A GOOD GIRL'S GUIDE TO MURDER

Everyone believes that Salil Singh killed his girlfriend, Andrea Bell, five years ago—except Pippa Fitz-Amobi.

Pip has known and liked Sal since childhood; he’d supported her when she was being bullied in middle school. For her senior capstone project, Pip researches the disappearance of former Fairview High student Andie, last seen on April 18, 2014, by her younger sister, Becca. The original investigation concluded with most of the evidence pointing to Sal, who was found dead in the woods, apparently by suicide. Andie’s body was never recovered, and Sal was assumed by most to be guilty of abduction and murder. Unable to ignore the gaps in the case, Pip sets out to prove Sal’s innocence, beginning with interviewing his younger brother, Ravi. With his help, Pip digs deeper, unveiling unsavory facts about Andie and the real reason Sal’s friends couldn’t provide him with an alibi. But someone is watching, and Pip may be in more danger than she realizes. Pip’s sleuthing is both impressive and accessible. Online articles about the case and interview transcripts are provided throughout, and Pip’s capstone logs offer insights into her thought processes as new evidence and suspects arise. Jackson’s debut is well-executed and surprises readers with a connective web of interesting characters and motives. Pip and Andie are white, and Sal is of Indian descent.

§ Recorded information
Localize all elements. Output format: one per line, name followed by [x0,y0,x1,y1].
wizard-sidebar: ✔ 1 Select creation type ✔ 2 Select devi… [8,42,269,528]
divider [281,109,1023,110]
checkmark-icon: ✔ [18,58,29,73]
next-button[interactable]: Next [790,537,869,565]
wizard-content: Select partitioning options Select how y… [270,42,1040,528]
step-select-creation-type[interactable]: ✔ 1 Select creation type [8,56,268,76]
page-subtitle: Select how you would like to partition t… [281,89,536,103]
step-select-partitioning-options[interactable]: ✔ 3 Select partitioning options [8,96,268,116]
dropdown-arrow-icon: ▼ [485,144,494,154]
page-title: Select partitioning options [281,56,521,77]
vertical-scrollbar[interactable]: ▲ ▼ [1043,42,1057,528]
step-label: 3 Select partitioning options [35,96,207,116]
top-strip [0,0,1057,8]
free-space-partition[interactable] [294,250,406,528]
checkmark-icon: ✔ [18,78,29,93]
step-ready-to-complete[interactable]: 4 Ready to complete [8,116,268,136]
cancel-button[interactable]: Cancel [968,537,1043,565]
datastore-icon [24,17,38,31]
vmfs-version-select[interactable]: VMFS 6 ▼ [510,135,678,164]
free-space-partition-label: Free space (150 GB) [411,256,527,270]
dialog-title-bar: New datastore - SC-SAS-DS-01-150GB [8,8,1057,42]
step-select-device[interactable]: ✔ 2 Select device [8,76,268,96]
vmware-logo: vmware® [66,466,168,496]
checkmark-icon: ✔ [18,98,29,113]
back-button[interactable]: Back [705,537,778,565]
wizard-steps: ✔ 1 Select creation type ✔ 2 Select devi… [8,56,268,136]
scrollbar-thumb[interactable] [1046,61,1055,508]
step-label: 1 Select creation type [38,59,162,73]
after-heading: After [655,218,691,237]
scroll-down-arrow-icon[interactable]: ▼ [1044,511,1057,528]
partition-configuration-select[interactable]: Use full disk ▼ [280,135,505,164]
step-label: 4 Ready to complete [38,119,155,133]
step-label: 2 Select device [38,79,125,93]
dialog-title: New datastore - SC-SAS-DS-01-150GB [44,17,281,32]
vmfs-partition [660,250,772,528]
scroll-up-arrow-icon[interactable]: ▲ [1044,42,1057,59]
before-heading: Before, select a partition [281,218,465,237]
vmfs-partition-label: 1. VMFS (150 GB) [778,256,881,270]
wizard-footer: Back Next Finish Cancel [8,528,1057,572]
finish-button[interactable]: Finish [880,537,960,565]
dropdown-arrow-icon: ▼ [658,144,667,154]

§ Set problem 1
In the review of the mystery novel, on what date was Andie last seen?
§ Set problem 2
Write out the records word for word, from their first line through the line containing "next-button[interactable]: Next [790,537,869,565]", both ends included.

§ Expected answer 1
April 18, 2014.

§ Expected answer 2
Localize all elements. Output format: one per line, name followed by [x0,y0,x1,y1].
wizard-sidebar: ✔ 1 Select creation type ✔ 2 Select devi… [8,42,269,528]
divider [281,109,1023,110]
checkmark-icon: ✔ [18,58,29,73]
next-button[interactable]: Next [790,537,869,565]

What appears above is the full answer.